Begin Data for the task

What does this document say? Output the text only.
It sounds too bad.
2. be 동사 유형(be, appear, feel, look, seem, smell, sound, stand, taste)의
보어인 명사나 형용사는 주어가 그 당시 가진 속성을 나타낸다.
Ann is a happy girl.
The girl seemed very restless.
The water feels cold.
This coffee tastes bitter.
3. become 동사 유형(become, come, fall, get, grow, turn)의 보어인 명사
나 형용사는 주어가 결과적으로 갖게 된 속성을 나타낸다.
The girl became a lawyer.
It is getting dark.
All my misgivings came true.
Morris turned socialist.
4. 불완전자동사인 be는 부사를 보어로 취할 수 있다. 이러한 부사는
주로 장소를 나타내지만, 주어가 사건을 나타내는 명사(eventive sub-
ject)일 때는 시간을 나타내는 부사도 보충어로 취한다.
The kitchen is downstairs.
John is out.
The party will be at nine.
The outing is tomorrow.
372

End Data for the task

The problem. Read the lines above. Gather those in which the string "형용사는" is found.

Finished exercise.
보어인 명사나 형용사는 주어가 그 당시 가진 속성을 나타낸다.
나 형용사는 주어가 결과적으로 갖게 된 속성을 나타낸다.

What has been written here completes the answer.